Stored data entries
____

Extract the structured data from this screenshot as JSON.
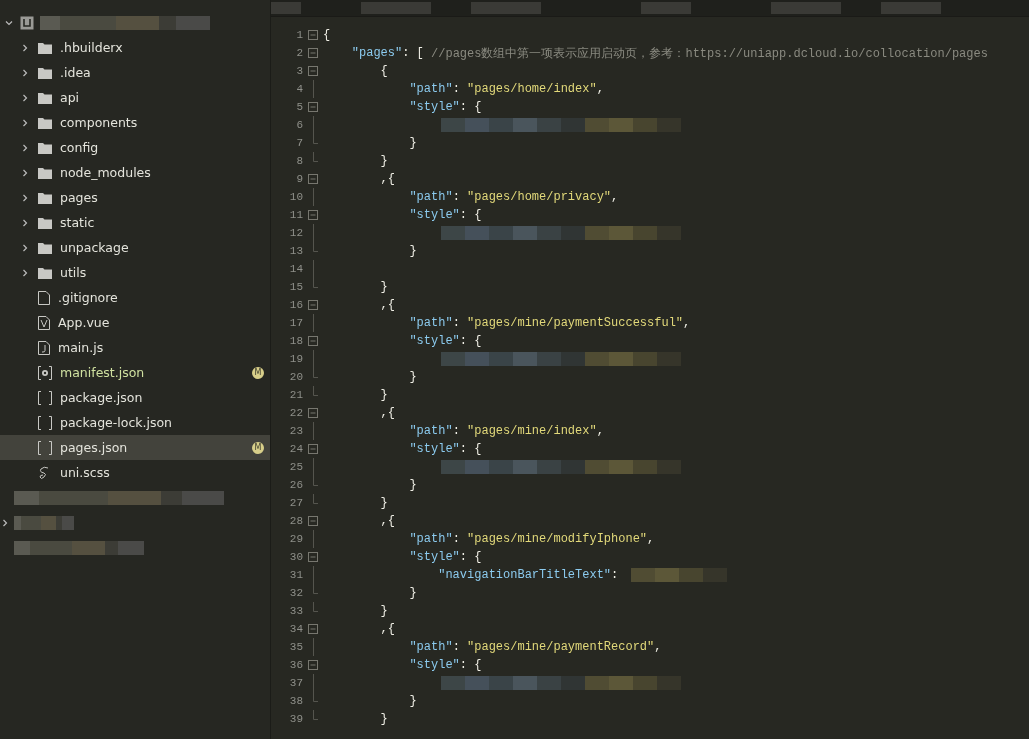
{
  "sidebar": {
    "root": {
      "expanded": true
    },
    "items": [
      {
        "kind": "folder",
        "name": ".hbuilderx",
        "expanded": false,
        "selected": false
      },
      {
        "kind": "folder",
        "name": ".idea",
        "expanded": false,
        "selected": false
      },
      {
        "kind": "folder",
        "name": "api",
        "expanded": false,
        "selected": false
      },
      {
        "kind": "folder",
        "name": "components",
        "expanded": false,
        "selected": false
      },
      {
        "kind": "folder",
        "name": "config",
        "expanded": false,
        "selected": false
      },
      {
        "kind": "folder",
        "name": "node_modules",
        "expanded": false,
        "selected": false
      },
      {
        "kind": "folder",
        "name": "pages",
        "expanded": false,
        "selected": false
      },
      {
        "kind": "folder",
        "name": "static",
        "expanded": false,
        "selected": false
      },
      {
        "kind": "folder",
        "name": "unpackage",
        "expanded": false,
        "selected": false
      },
      {
        "kind": "folder",
        "name": "utils",
        "expanded": false,
        "selected": false
      },
      {
        "kind": "file",
        "name": ".gitignore",
        "selected": false
      },
      {
        "kind": "vue",
        "name": "App.vue",
        "selected": false
      },
      {
        "kind": "js",
        "name": "main.js",
        "selected": false
      },
      {
        "kind": "settings",
        "name": "manifest.json",
        "selected": false,
        "badge": "M"
      },
      {
        "kind": "json",
        "name": "package.json",
        "selected": false
      },
      {
        "kind": "json",
        "name": "package-lock.json",
        "selected": false
      },
      {
        "kind": "json",
        "name": "pages.json",
        "selected": true,
        "badge": "M"
      },
      {
        "kind": "sass",
        "name": "uni.scss",
        "selected": false
      }
    ],
    "hidden_rows": [
      {
        "expandable": false
      },
      {
        "expandable": true
      },
      {
        "expandable": false
      }
    ]
  },
  "editor": {
    "lines": [
      {
        "number": "1",
        "kind": "fold",
        "tokens": [
          {
            "kind": "punct",
            "text": "{"
          }
        ]
      },
      {
        "number": "2",
        "kind": "fold",
        "tokens": [
          {
            "kind": "key",
            "text": "    \"pages\""
          },
          {
            "kind": "punct",
            "text": ": [ "
          },
          {
            "kind": "comment",
            "text": "//pages数组中第一项表示应用启动页，参考：https://uniapp.dcloud.io/collocation/pages"
          }
        ]
      },
      {
        "number": "3",
        "kind": "fold",
        "tokens": [
          {
            "kind": "punct",
            "text": "        {"
          }
        ]
      },
      {
        "number": "4",
        "kind": "guide",
        "tokens": [
          {
            "kind": "key",
            "text": "            \"path\""
          },
          {
            "kind": "punct",
            "text": ": "
          },
          {
            "kind": "string",
            "text": "\"pages/home/index\""
          },
          {
            "kind": "punct",
            "text": ","
          }
        ]
      },
      {
        "number": "5",
        "kind": "fold",
        "tokens": [
          {
            "kind": "key",
            "text": "            \"style\""
          },
          {
            "kind": "punct",
            "text": ": {"
          }
        ]
      },
      {
        "number": "6",
        "kind": "guide",
        "redacted": true
      },
      {
        "number": "7",
        "kind": "end",
        "tokens": [
          {
            "kind": "punct",
            "text": "            }"
          }
        ]
      },
      {
        "number": "8",
        "kind": "end",
        "tokens": [
          {
            "kind": "punct",
            "text": "        }"
          }
        ]
      },
      {
        "number": "9",
        "kind": "fold",
        "tokens": [
          {
            "kind": "punct",
            "text": "        ,{"
          }
        ]
      },
      {
        "number": "10",
        "kind": "guide",
        "tokens": [
          {
            "kind": "key",
            "text": "            \"path\""
          },
          {
            "kind": "punct",
            "text": ": "
          },
          {
            "kind": "string",
            "text": "\"pages/home/privacy\""
          },
          {
            "kind": "punct",
            "text": ","
          }
        ]
      },
      {
        "number": "11",
        "kind": "fold",
        "tokens": [
          {
            "kind": "key",
            "text": "            \"style\""
          },
          {
            "kind": "punct",
            "text": ": {"
          }
        ]
      },
      {
        "number": "12",
        "kind": "guide",
        "redacted": true
      },
      {
        "number": "13",
        "kind": "end",
        "tokens": [
          {
            "kind": "punct",
            "text": "            }"
          }
        ]
      },
      {
        "number": "14",
        "kind": "guide"
      },
      {
        "number": "15",
        "kind": "end",
        "tokens": [
          {
            "kind": "punct",
            "text": "        }"
          }
        ]
      },
      {
        "number": "16",
        "kind": "fold",
        "tokens": [
          {
            "kind": "punct",
            "text": "        ,{"
          }
        ]
      },
      {
        "number": "17",
        "kind": "guide",
        "tokens": [
          {
            "kind": "key",
            "text": "            \"path\""
          },
          {
            "kind": "punct",
            "text": ": "
          },
          {
            "kind": "string",
            "text": "\"pages/mine/paymentSuccessful\""
          },
          {
            "kind": "punct",
            "text": ","
          }
        ]
      },
      {
        "number": "18",
        "kind": "fold",
        "tokens": [
          {
            "kind": "key",
            "text": "            \"style\""
          },
          {
            "kind": "punct",
            "text": ": {"
          }
        ]
      },
      {
        "number": "19",
        "kind": "guide",
        "redacted": true
      },
      {
        "number": "20",
        "kind": "end",
        "tokens": [
          {
            "kind": "punct",
            "text": "            }"
          }
        ]
      },
      {
        "number": "21",
        "kind": "end",
        "tokens": [
          {
            "kind": "punct",
            "text": "        }"
          }
        ]
      },
      {
        "number": "22",
        "kind": "fold",
        "tokens": [
          {
            "kind": "punct",
            "text": "        ,{"
          }
        ]
      },
      {
        "number": "23",
        "kind": "guide",
        "tokens": [
          {
            "kind": "key",
            "text": "            \"path\""
          },
          {
            "kind": "punct",
            "text": ": "
          },
          {
            "kind": "string",
            "text": "\"pages/mine/index\""
          },
          {
            "kind": "punct",
            "text": ","
          }
        ]
      },
      {
        "number": "24",
        "kind": "fold",
        "tokens": [
          {
            "kind": "key",
            "text": "            \"style\""
          },
          {
            "kind": "punct",
            "text": ": {"
          }
        ]
      },
      {
        "number": "25",
        "kind": "guide",
        "redacted": true
      },
      {
        "number": "26",
        "kind": "end",
        "tokens": [
          {
            "kind": "punct",
            "text": "            }"
          }
        ]
      },
      {
        "number": "27",
        "kind": "end",
        "tokens": [
          {
            "kind": "punct",
            "text": "        }"
          }
        ]
      },
      {
        "number": "28",
        "kind": "fold",
        "tokens": [
          {
            "kind": "punct",
            "text": "        ,{"
          }
        ]
      },
      {
        "number": "29",
        "kind": "guide",
        "tokens": [
          {
            "kind": "key",
            "text": "            \"path\""
          },
          {
            "kind": "punct",
            "text": ": "
          },
          {
            "kind": "string",
            "text": "\"pages/mine/modifyIphone\""
          },
          {
            "kind": "punct",
            "text": ","
          }
        ]
      },
      {
        "number": "30",
        "kind": "fold",
        "tokens": [
          {
            "kind": "key",
            "text": "            \"style\""
          },
          {
            "kind": "punct",
            "text": ": {"
          }
        ]
      },
      {
        "number": "31",
        "kind": "guide",
        "redacted": true,
        "tokens": [
          {
            "kind": "key",
            "text": "                \"navigationBarTitleText\""
          },
          {
            "kind": "punct",
            "text": ": "
          }
        ]
      },
      {
        "number": "32",
        "kind": "end",
        "tokens": [
          {
            "kind": "punct",
            "text": "            }"
          }
        ]
      },
      {
        "number": "33",
        "kind": "end",
        "tokens": [
          {
            "kind": "punct",
            "text": "        }"
          }
        ]
      },
      {
        "number": "34",
        "kind": "fold",
        "tokens": [
          {
            "kind": "punct",
            "text": "        ,{"
          }
        ]
      },
      {
        "number": "35",
        "kind": "guide",
        "tokens": [
          {
            "kind": "key",
            "text": "            \"path\""
          },
          {
            "kind": "punct",
            "text": ": "
          },
          {
            "kind": "string",
            "text": "\"pages/mine/paymentRecord\""
          },
          {
            "kind": "punct",
            "text": ","
          }
        ]
      },
      {
        "number": "36",
        "kind": "fold",
        "tokens": [
          {
            "kind": "key",
            "text": "            \"style\""
          },
          {
            "kind": "punct",
            "text": ": {"
          }
        ]
      },
      {
        "number": "37",
        "kind": "guide",
        "redacted": true
      },
      {
        "number": "38",
        "kind": "end",
        "tokens": [
          {
            "kind": "punct",
            "text": "            }"
          }
        ]
      },
      {
        "number": "39",
        "kind": "end",
        "tokens": [
          {
            "kind": "punct",
            "text": "        }"
          }
        ]
      }
    ]
  }
}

____

## What you should do
Pull out the lines above in which the word "index" appears.

## Expected answer
            "text": "\"pages/home/index\""
            "text": "\"pages/mine/index\""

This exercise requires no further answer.